Saved entries ->
══════
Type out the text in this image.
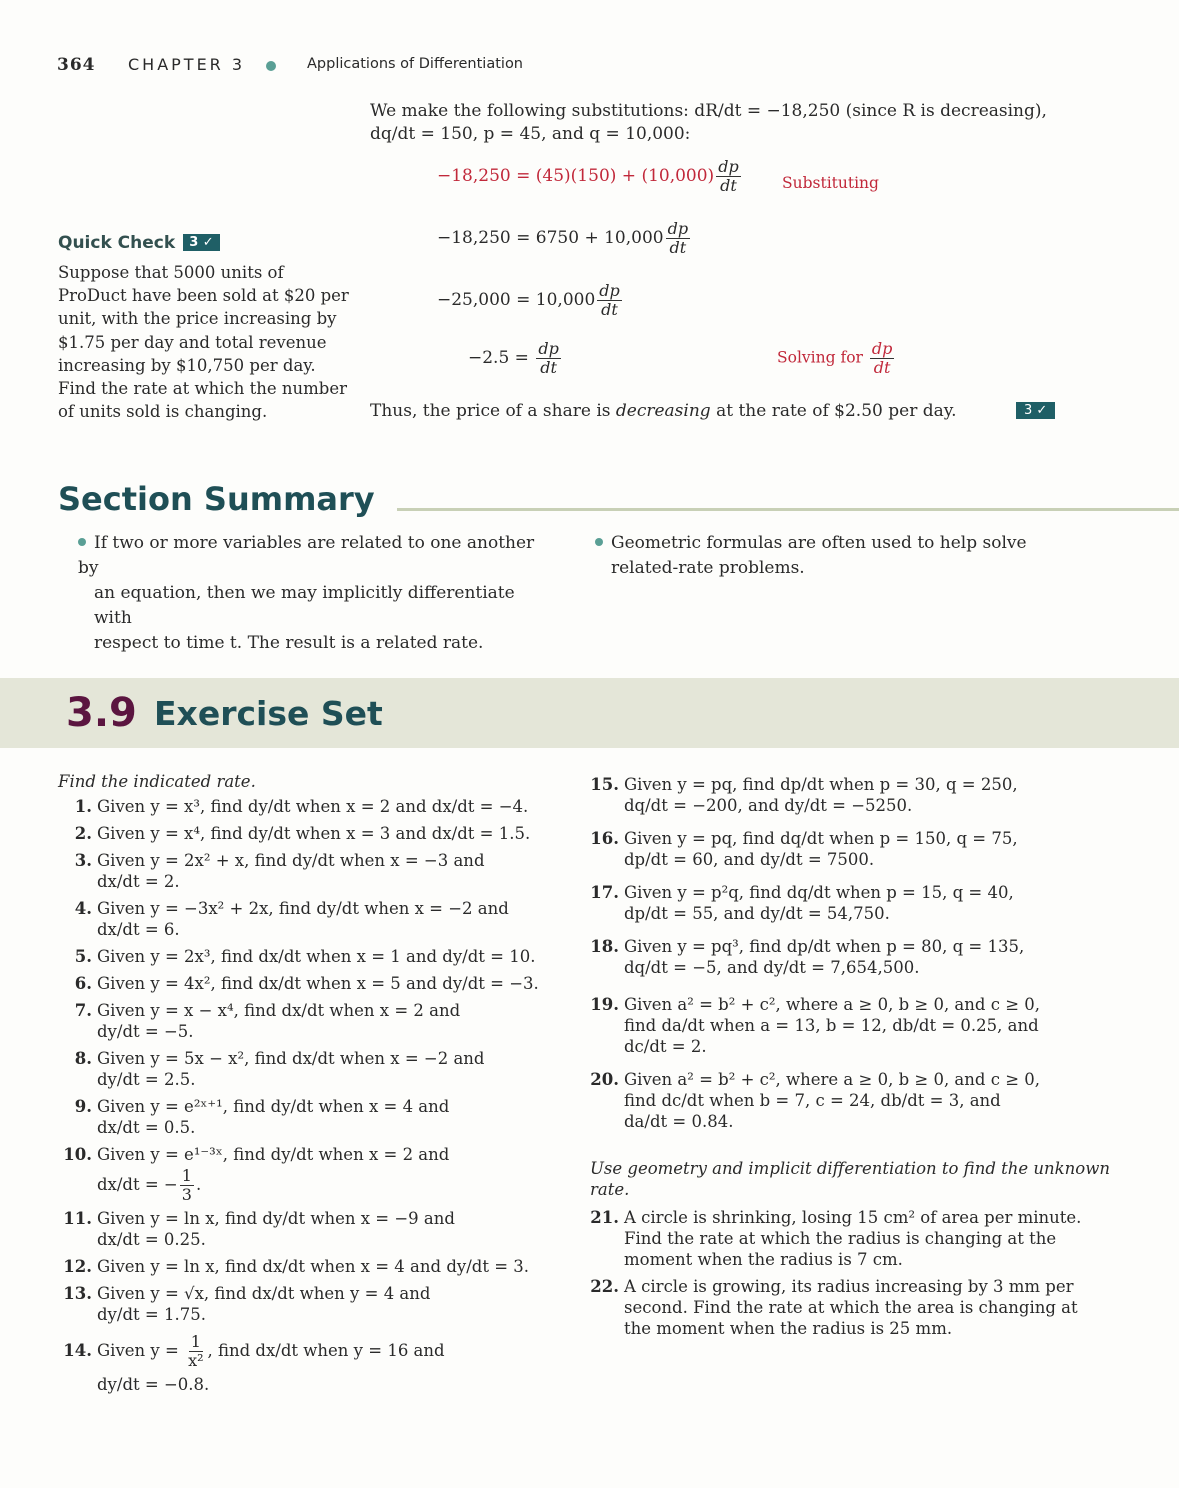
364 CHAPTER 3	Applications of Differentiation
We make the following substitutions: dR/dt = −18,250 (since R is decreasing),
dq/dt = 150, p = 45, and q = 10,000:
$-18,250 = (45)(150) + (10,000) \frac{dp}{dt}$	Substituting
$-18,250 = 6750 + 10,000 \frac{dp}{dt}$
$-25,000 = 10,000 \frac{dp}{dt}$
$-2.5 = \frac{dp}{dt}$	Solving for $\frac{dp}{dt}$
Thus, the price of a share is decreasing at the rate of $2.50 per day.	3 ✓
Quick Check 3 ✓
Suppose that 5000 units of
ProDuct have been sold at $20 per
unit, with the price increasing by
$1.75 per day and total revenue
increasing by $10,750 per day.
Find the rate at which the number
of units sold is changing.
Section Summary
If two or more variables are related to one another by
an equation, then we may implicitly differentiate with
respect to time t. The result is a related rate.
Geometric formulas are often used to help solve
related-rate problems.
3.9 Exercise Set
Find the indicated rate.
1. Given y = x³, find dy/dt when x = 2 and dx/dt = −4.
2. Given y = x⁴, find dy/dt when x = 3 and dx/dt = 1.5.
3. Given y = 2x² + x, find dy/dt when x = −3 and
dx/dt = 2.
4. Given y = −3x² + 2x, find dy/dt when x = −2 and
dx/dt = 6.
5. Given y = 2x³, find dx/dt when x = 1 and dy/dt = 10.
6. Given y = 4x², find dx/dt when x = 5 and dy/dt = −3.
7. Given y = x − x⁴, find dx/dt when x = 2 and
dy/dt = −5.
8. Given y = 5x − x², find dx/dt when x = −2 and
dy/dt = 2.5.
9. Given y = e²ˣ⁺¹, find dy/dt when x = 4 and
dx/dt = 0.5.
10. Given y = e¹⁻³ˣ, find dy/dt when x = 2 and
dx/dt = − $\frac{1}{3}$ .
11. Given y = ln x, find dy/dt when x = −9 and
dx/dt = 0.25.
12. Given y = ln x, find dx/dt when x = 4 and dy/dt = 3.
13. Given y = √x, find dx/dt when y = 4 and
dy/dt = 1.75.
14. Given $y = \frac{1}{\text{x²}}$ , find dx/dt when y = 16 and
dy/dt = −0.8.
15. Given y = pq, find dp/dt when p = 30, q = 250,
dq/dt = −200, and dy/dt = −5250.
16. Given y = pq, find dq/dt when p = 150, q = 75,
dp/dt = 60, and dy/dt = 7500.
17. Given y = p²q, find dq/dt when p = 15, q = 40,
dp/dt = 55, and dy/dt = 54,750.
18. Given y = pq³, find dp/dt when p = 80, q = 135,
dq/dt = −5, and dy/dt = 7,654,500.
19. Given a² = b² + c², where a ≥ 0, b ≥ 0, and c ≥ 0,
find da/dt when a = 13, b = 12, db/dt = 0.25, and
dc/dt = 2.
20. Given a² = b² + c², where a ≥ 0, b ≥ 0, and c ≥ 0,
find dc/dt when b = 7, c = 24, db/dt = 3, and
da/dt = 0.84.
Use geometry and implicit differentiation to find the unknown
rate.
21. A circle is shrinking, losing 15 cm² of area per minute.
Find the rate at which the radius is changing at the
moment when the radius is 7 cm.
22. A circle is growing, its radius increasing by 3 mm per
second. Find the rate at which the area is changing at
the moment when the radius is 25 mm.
══════
YOUR INSTRUCTIONS ->
Word for word, quote the full listing, omitting every picture.

EXPECTED ANSWER ->
Type out the text in this image.
364 CHAPTER 3	Applications of Differentiation
We make the following substitutions: dR/dt = −18,250 (since R is decreasing),
dq/dt = 150, p = 45, and q = 10,000:
$-18,250 = (45)(150) + (10,000) \frac{dp}{dt}$	Substituting
$-18,250 = 6750 + 10,000 \frac{dp}{dt}$
$-25,000 = 10,000 \frac{dp}{dt}$
$-2.5 = \frac{dp}{dt}$	Solving for $\frac{dp}{dt}$
Thus, the price of a share is decreasing at the rate of $2.50 per day.	3 ✓
Quick Check 3 ✓
Suppose that 5000 units of
ProDuct have been sold at $20 per
unit, with the price increasing by
$1.75 per day and total revenue
increasing by $10,750 per day.
Find the rate at which the number
of units sold is changing.
Section Summary
If two or more variables are related to one another by
an equation, then we may implicitly differentiate with
respect to time t. The result is a related rate.
Geometric formulas are often used to help solve
related-rate problems.
3.9 Exercise Set
Find the indicated rate.
1. Given y = x³, find dy/dt when x = 2 and dx/dt = −4.
2. Given y = x⁴, find dy/dt when x = 3 and dx/dt = 1.5.
3. Given y = 2x² + x, find dy/dt when x = −3 and
dx/dt = 2.
4. Given y = −3x² + 2x, find dy/dt when x = −2 and
dx/dt = 6.
5. Given y = 2x³, find dx/dt when x = 1 and dy/dt = 10.
6. Given y = 4x², find dx/dt when x = 5 and dy/dt = −3.
7. Given y = x − x⁴, find dx/dt when x = 2 and
dy/dt = −5.
8. Given y = 5x − x², find dx/dt when x = −2 and
dy/dt = 2.5.
9. Given y = e²ˣ⁺¹, find dy/dt when x = 4 and
dx/dt = 0.5.
10. Given y = e¹⁻³ˣ, find dy/dt when x = 2 and
dx/dt = − $\frac{1}{3}$ .
11. Given y = ln x, find dy/dt when x = −9 and
dx/dt = 0.25.
12. Given y = ln x, find dx/dt when x = 4 and dy/dt = 3.
13. Given y = √x, find dx/dt when y = 4 and
dy/dt = 1.75.
14. Given $y = \frac{1}{\text{x²}}$ , find dx/dt when y = 16 and
dy/dt = −0.8.
15. Given y = pq, find dp/dt when p = 30, q = 250,
dq/dt = −200, and dy/dt = −5250.
16. Given y = pq, find dq/dt when p = 150, q = 75,
dp/dt = 60, and dy/dt = 7500.
17. Given y = p²q, find dq/dt when p = 15, q = 40,
dp/dt = 55, and dy/dt = 54,750.
18. Given y = pq³, find dp/dt when p = 80, q = 135,
dq/dt = −5, and dy/dt = 7,654,500.
19. Given a² = b² + c², where a ≥ 0, b ≥ 0, and c ≥ 0,
find da/dt when a = 13, b = 12, db/dt = 0.25, and
dc/dt = 2.
20. Given a² = b² + c², where a ≥ 0, b ≥ 0, and c ≥ 0,
find dc/dt when b = 7, c = 24, db/dt = 3, and
da/dt = 0.84.
Use geometry and implicit differentiation to find the unknown
rate.
21. A circle is shrinking, losing 15 cm² of area per minute.
Find the rate at which the radius is changing at the
moment when the radius is 7 cm.
22. A circle is growing, its radius increasing by 3 mm per
second. Find the rate at which the area is changing at
the moment when the radius is 25 mm.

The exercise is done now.